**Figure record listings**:
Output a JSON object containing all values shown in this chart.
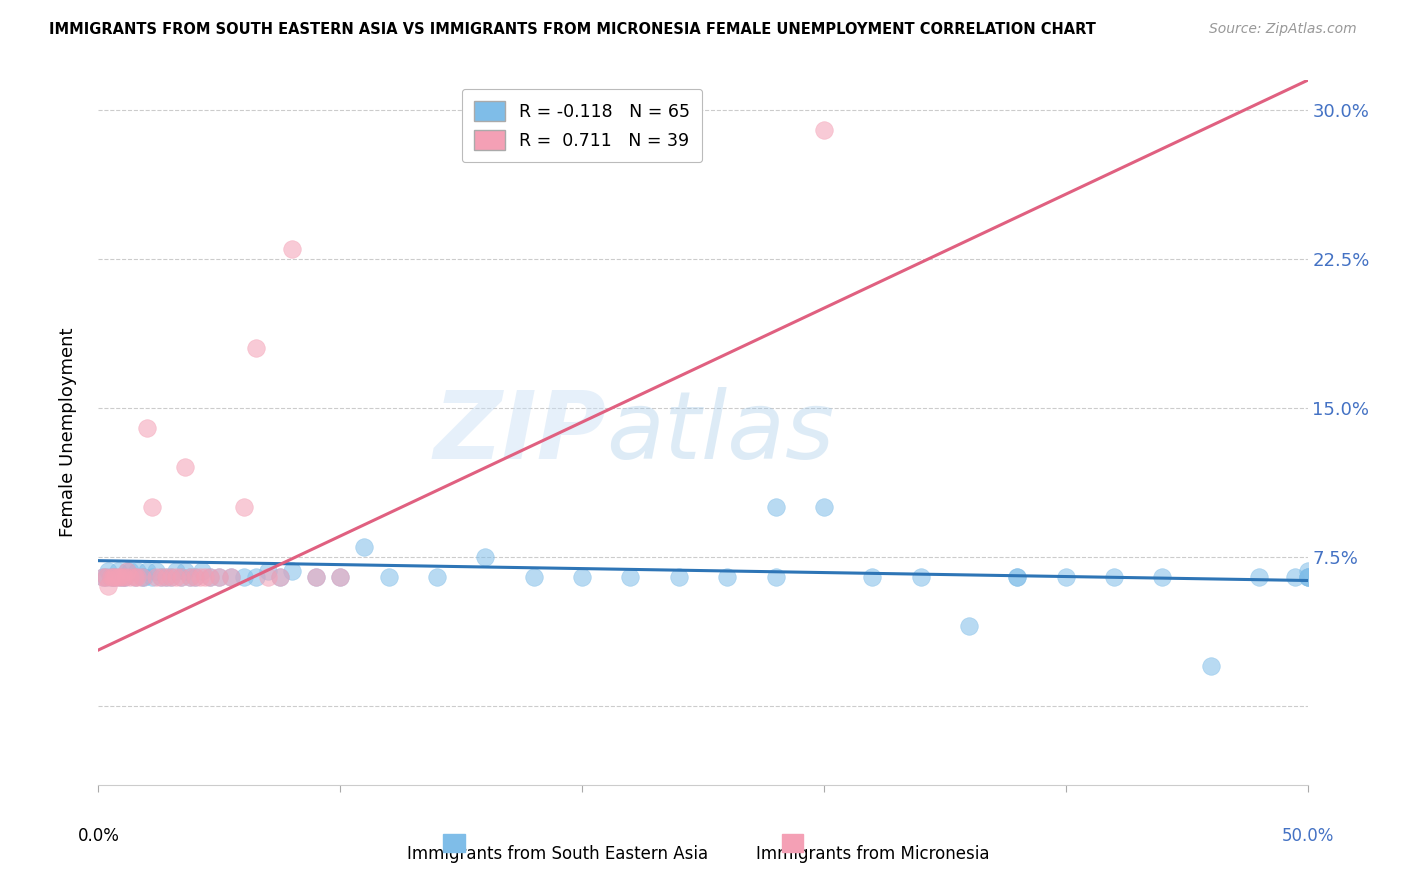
{
  "title": "IMMIGRANTS FROM SOUTH EASTERN ASIA VS IMMIGRANTS FROM MICRONESIA FEMALE UNEMPLOYMENT CORRELATION CHART",
  "source": "Source: ZipAtlas.com",
  "ylabel": "Female Unemployment",
  "ytick_vals": [
    0.0,
    0.075,
    0.15,
    0.225,
    0.3
  ],
  "ytick_labels": [
    "",
    "7.5%",
    "15.0%",
    "22.5%",
    "30.0%"
  ],
  "xlim": [
    0.0,
    0.5
  ],
  "ylim": [
    -0.04,
    0.315
  ],
  "watermark_zip": "ZIP",
  "watermark_atlas": "atlas",
  "legend_line1": "R = -0.118   N = 65",
  "legend_line2": "R =  0.711   N = 39",
  "color_blue": "#7fbde8",
  "color_pink": "#f4a0b5",
  "color_blue_line": "#2e75b6",
  "color_pink_line": "#e06080",
  "color_ytick": "#4472c4",
  "color_xtick_right": "#4472c4",
  "blue_x": [
    0.002,
    0.003,
    0.004,
    0.005,
    0.006,
    0.007,
    0.008,
    0.009,
    0.01,
    0.011,
    0.012,
    0.013,
    0.015,
    0.016,
    0.018,
    0.019,
    0.02,
    0.022,
    0.024,
    0.026,
    0.028,
    0.03,
    0.032,
    0.034,
    0.036,
    0.038,
    0.04,
    0.043,
    0.046,
    0.05,
    0.055,
    0.06,
    0.065,
    0.07,
    0.075,
    0.08,
    0.09,
    0.1,
    0.11,
    0.12,
    0.14,
    0.16,
    0.18,
    0.2,
    0.22,
    0.24,
    0.26,
    0.28,
    0.3,
    0.32,
    0.34,
    0.36,
    0.38,
    0.4,
    0.42,
    0.44,
    0.46,
    0.48,
    0.495,
    0.5,
    0.5,
    0.5,
    0.5,
    0.28,
    0.38
  ],
  "blue_y": [
    0.065,
    0.065,
    0.068,
    0.065,
    0.065,
    0.065,
    0.068,
    0.065,
    0.065,
    0.065,
    0.068,
    0.068,
    0.065,
    0.068,
    0.065,
    0.065,
    0.068,
    0.065,
    0.068,
    0.065,
    0.065,
    0.065,
    0.068,
    0.065,
    0.068,
    0.065,
    0.065,
    0.068,
    0.065,
    0.065,
    0.065,
    0.065,
    0.065,
    0.068,
    0.065,
    0.068,
    0.065,
    0.065,
    0.08,
    0.065,
    0.065,
    0.075,
    0.065,
    0.065,
    0.065,
    0.065,
    0.065,
    0.065,
    0.1,
    0.065,
    0.065,
    0.04,
    0.065,
    0.065,
    0.065,
    0.065,
    0.02,
    0.065,
    0.065,
    0.065,
    0.065,
    0.068,
    0.065,
    0.1,
    0.065
  ],
  "pink_x": [
    0.002,
    0.003,
    0.004,
    0.005,
    0.006,
    0.007,
    0.008,
    0.009,
    0.01,
    0.011,
    0.012,
    0.013,
    0.015,
    0.016,
    0.018,
    0.02,
    0.022,
    0.024,
    0.026,
    0.028,
    0.03,
    0.032,
    0.034,
    0.036,
    0.038,
    0.04,
    0.042,
    0.044,
    0.046,
    0.05,
    0.055,
    0.06,
    0.065,
    0.07,
    0.075,
    0.08,
    0.09,
    0.1,
    0.3
  ],
  "pink_y": [
    0.065,
    0.065,
    0.06,
    0.065,
    0.065,
    0.065,
    0.065,
    0.065,
    0.065,
    0.065,
    0.068,
    0.065,
    0.065,
    0.065,
    0.065,
    0.14,
    0.1,
    0.065,
    0.065,
    0.065,
    0.065,
    0.065,
    0.065,
    0.12,
    0.065,
    0.065,
    0.065,
    0.065,
    0.065,
    0.065,
    0.065,
    0.1,
    0.18,
    0.065,
    0.065,
    0.23,
    0.065,
    0.065,
    0.29
  ],
  "blue_line_x0": 0.0,
  "blue_line_x1": 0.5,
  "blue_line_y0": 0.073,
  "blue_line_y1": 0.063,
  "pink_line_x0": 0.0,
  "pink_line_x1": 0.5,
  "pink_line_y0": 0.028,
  "pink_line_y1": 0.315
}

**SET TASK**:
An exact transcription of all the entries is required, without the pictures.

**PROBLEM SOLUTION**:
Output a JSON object containing all values shown in this chart.
{
  "title": "IMMIGRANTS FROM SOUTH EASTERN ASIA VS IMMIGRANTS FROM MICRONESIA FEMALE UNEMPLOYMENT CORRELATION CHART",
  "source": "Source: ZipAtlas.com",
  "ylabel": "Female Unemployment",
  "ytick_vals": [
    0.0,
    0.075,
    0.15,
    0.225,
    0.3
  ],
  "ytick_labels": [
    "",
    "7.5%",
    "15.0%",
    "22.5%",
    "30.0%"
  ],
  "xlim": [
    0.0,
    0.5
  ],
  "ylim": [
    -0.04,
    0.315
  ],
  "watermark_zip": "ZIP",
  "watermark_atlas": "atlas",
  "legend_line1": "R = -0.118   N = 65",
  "legend_line2": "R =  0.711   N = 39",
  "color_blue": "#7fbde8",
  "color_pink": "#f4a0b5",
  "color_blue_line": "#2e75b6",
  "color_pink_line": "#e06080",
  "color_ytick": "#4472c4",
  "color_xtick_right": "#4472c4",
  "blue_x": [
    0.002,
    0.003,
    0.004,
    0.005,
    0.006,
    0.007,
    0.008,
    0.009,
    0.01,
    0.011,
    0.012,
    0.013,
    0.015,
    0.016,
    0.018,
    0.019,
    0.02,
    0.022,
    0.024,
    0.026,
    0.028,
    0.03,
    0.032,
    0.034,
    0.036,
    0.038,
    0.04,
    0.043,
    0.046,
    0.05,
    0.055,
    0.06,
    0.065,
    0.07,
    0.075,
    0.08,
    0.09,
    0.1,
    0.11,
    0.12,
    0.14,
    0.16,
    0.18,
    0.2,
    0.22,
    0.24,
    0.26,
    0.28,
    0.3,
    0.32,
    0.34,
    0.36,
    0.38,
    0.4,
    0.42,
    0.44,
    0.46,
    0.48,
    0.495,
    0.5,
    0.5,
    0.5,
    0.5,
    0.28,
    0.38
  ],
  "blue_y": [
    0.065,
    0.065,
    0.068,
    0.065,
    0.065,
    0.065,
    0.068,
    0.065,
    0.065,
    0.065,
    0.068,
    0.068,
    0.065,
    0.068,
    0.065,
    0.065,
    0.068,
    0.065,
    0.068,
    0.065,
    0.065,
    0.065,
    0.068,
    0.065,
    0.068,
    0.065,
    0.065,
    0.068,
    0.065,
    0.065,
    0.065,
    0.065,
    0.065,
    0.068,
    0.065,
    0.068,
    0.065,
    0.065,
    0.08,
    0.065,
    0.065,
    0.075,
    0.065,
    0.065,
    0.065,
    0.065,
    0.065,
    0.065,
    0.1,
    0.065,
    0.065,
    0.04,
    0.065,
    0.065,
    0.065,
    0.065,
    0.02,
    0.065,
    0.065,
    0.065,
    0.065,
    0.068,
    0.065,
    0.1,
    0.065
  ],
  "pink_x": [
    0.002,
    0.003,
    0.004,
    0.005,
    0.006,
    0.007,
    0.008,
    0.009,
    0.01,
    0.011,
    0.012,
    0.013,
    0.015,
    0.016,
    0.018,
    0.02,
    0.022,
    0.024,
    0.026,
    0.028,
    0.03,
    0.032,
    0.034,
    0.036,
    0.038,
    0.04,
    0.042,
    0.044,
    0.046,
    0.05,
    0.055,
    0.06,
    0.065,
    0.07,
    0.075,
    0.08,
    0.09,
    0.1,
    0.3
  ],
  "pink_y": [
    0.065,
    0.065,
    0.06,
    0.065,
    0.065,
    0.065,
    0.065,
    0.065,
    0.065,
    0.065,
    0.068,
    0.065,
    0.065,
    0.065,
    0.065,
    0.14,
    0.1,
    0.065,
    0.065,
    0.065,
    0.065,
    0.065,
    0.065,
    0.12,
    0.065,
    0.065,
    0.065,
    0.065,
    0.065,
    0.065,
    0.065,
    0.1,
    0.18,
    0.065,
    0.065,
    0.23,
    0.065,
    0.065,
    0.29
  ],
  "blue_line_x0": 0.0,
  "blue_line_x1": 0.5,
  "blue_line_y0": 0.073,
  "blue_line_y1": 0.063,
  "pink_line_x0": 0.0,
  "pink_line_x1": 0.5,
  "pink_line_y0": 0.028,
  "pink_line_y1": 0.315
}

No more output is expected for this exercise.